### [Records supplied]
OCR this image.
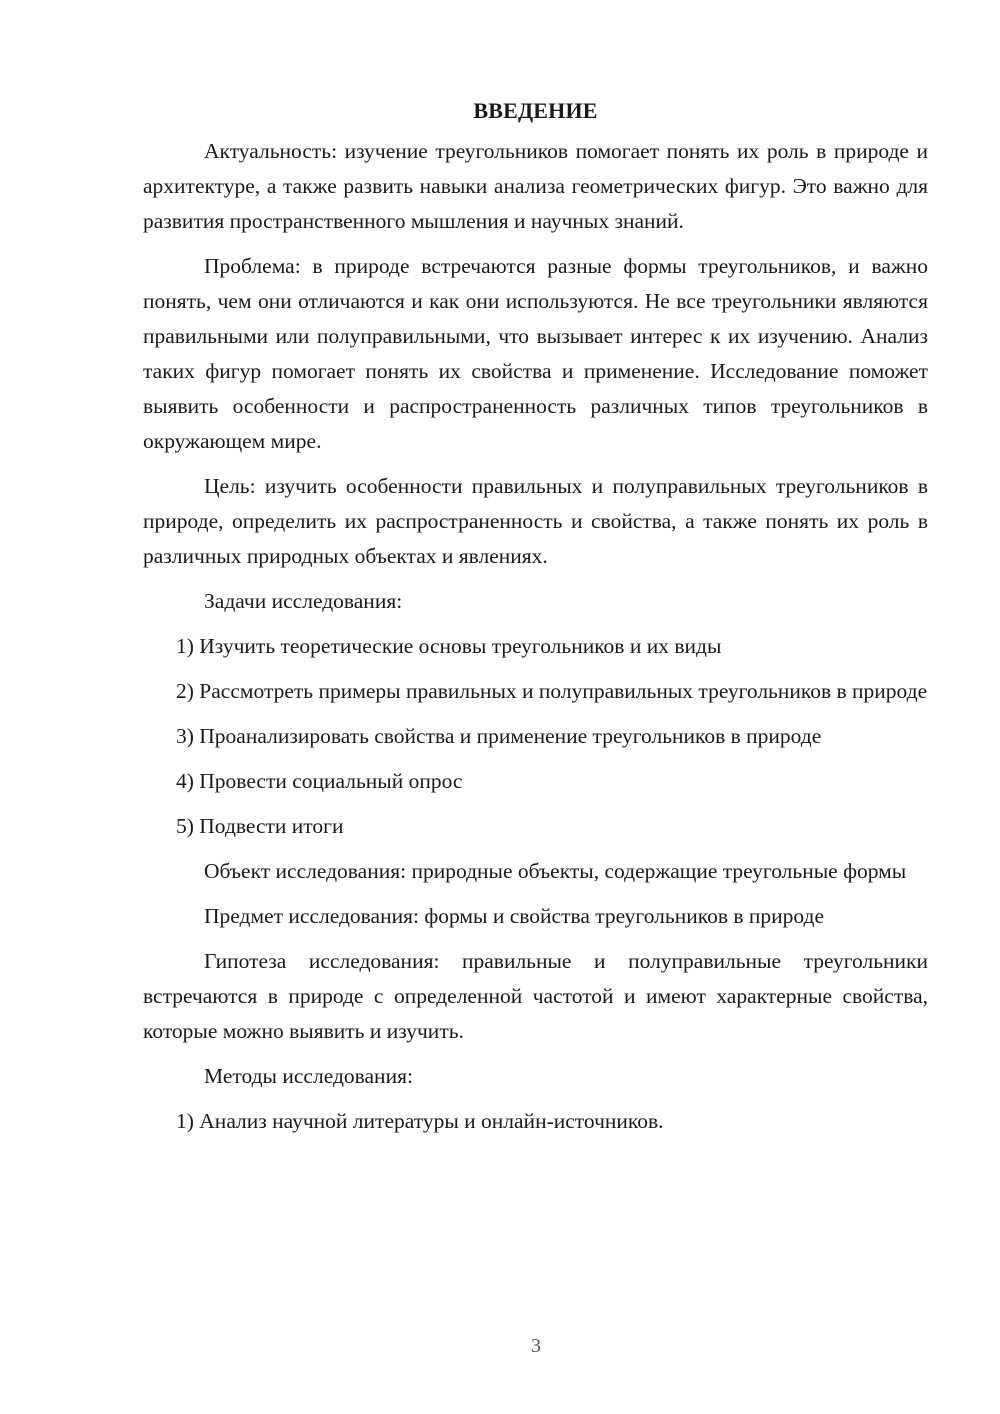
ВВЕДЕНИЕ

Актуальность: изучение треугольников помогает понять их роль в природе и архитектуре, а также развить навыки анализа геометрических фигур. Это важно для развития пространственного мышления и научных знаний.

Проблема: в природе встречаются разные формы треугольников, и важно понять, чем они отличаются и как они используются. Не все треугольники являются правильными или полуправильными, что вызывает интерес к их изучению. Анализ таких фигур помогает понять их свойства и применение. Исследование поможет выявить особенности и распространенность различных типов треугольников в окружающем мире.

Цель: изучить особенности правильных и полуправильных треугольников в природе, определить их распространенность и свойства, а также понять их роль в различных природных объектах и явлениях.

Задачи исследования:

1) Изучить теоретические основы треугольников и их виды

2) Рассмотреть примеры правильных и полуправильных треугольников в природе

3) Проанализировать свойства и применение треугольников в природе

4) Провести социальный опрос

5) Подвести итоги

Объект исследования: природные объекты, содержащие треугольные формы

Предмет исследования: формы и свойства треугольников в природе

Гипотеза исследования: правильные и полуправильные треугольники встречаются в природе с определенной частотой и имеют характерные свойства, которые можно выявить и изучить.

Методы исследования:

1) Анализ научной литературы и онлайн-источников.

3
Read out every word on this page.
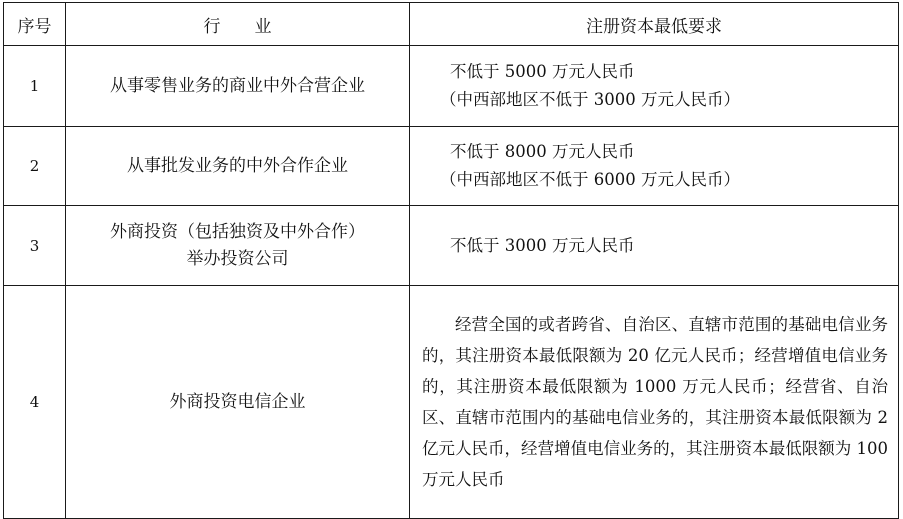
序号	行　　业	注册资本最低要求
1	从事零售业务的商业中外合营企业	不低于 5000 万元人民币
（中西部地区不低于 3000 万元人民币）

2	从事批发业务的中外合作企业	不低于 8000 万元人民币
（中西部地区不低于 6000 万元人民币）

3	外商投资（包括独资及中外合作）
举办投资公司	不低于 3000 万元人民币

4	外商投资电信企业	经营全国的或者跨省、自治区、直辖市范围的基础电信业务的，其注册资本最低限额为 20 亿元人民币；经营增值电信业务的，其注册资本最低限额为 1000 万元人民币；经营省、自治区、直辖市范围内的基础电信业务的，其注册资本最低限额为 2 亿元人民币，经营增值电信业务的，其注册资本最低限额为 100 万元人民币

### [Work to do]
Exclude all images and restate the records above word for word.

### [Complete response]
OCR this image.
ВВЕДЕНИЕ

Актуальность: изучение треугольников помогает понять их роль в природе и архитектуре, а также развить навыки анализа геометрических фигур. Это важно для развития пространственного мышления и научных знаний.

Проблема: в природе встречаются разные формы треугольников, и важно понять, чем они отличаются и как они используются. Не все треугольники являются правильными или полуправильными, что вызывает интерес к их изучению. Анализ таких фигур помогает понять их свойства и применение. Исследование поможет выявить особенности и распространенность различных типов треугольников в окружающем мире.

Цель: изучить особенности правильных и полуправильных треугольников в природе, определить их распространенность и свойства, а также понять их роль в различных природных объектах и явлениях.

Задачи исследования:

1) Изучить теоретические основы треугольников и их виды

2) Рассмотреть примеры правильных и полуправильных треугольников в природе

3) Проанализировать свойства и применение треугольников в природе

4) Провести социальный опрос

5) Подвести итоги

Объект исследования: природные объекты, содержащие треугольные формы

Предмет исследования: формы и свойства треугольников в природе

Гипотеза исследования: правильные и полуправильные треугольники встречаются в природе с определенной частотой и имеют характерные свойства, которые можно выявить и изучить.

Методы исследования:

1) Анализ научной литературы и онлайн-источников.

3
Read out every word on this page.
序号	行　　业	注册资本最低要求
1	从事零售业务的商业中外合营企业	不低于 5000 万元人民币
（中西部地区不低于 3000 万元人民币）

2	从事批发业务的中外合作企业	不低于 8000 万元人民币
（中西部地区不低于 6000 万元人民币）

3	外商投资（包括独资及中外合作）
举办投资公司	不低于 3000 万元人民币

4	外商投资电信企业	经营全国的或者跨省、自治区、直辖市范围的基础电信业务的，其注册资本最低限额为 20 亿元人民币；经营增值电信业务的，其注册资本最低限额为 1000 万元人民币；经营省、自治区、直辖市范围内的基础电信业务的，其注册资本最低限额为 2 亿元人民币，经营增值电信业务的，其注册资本最低限额为 100 万元人民币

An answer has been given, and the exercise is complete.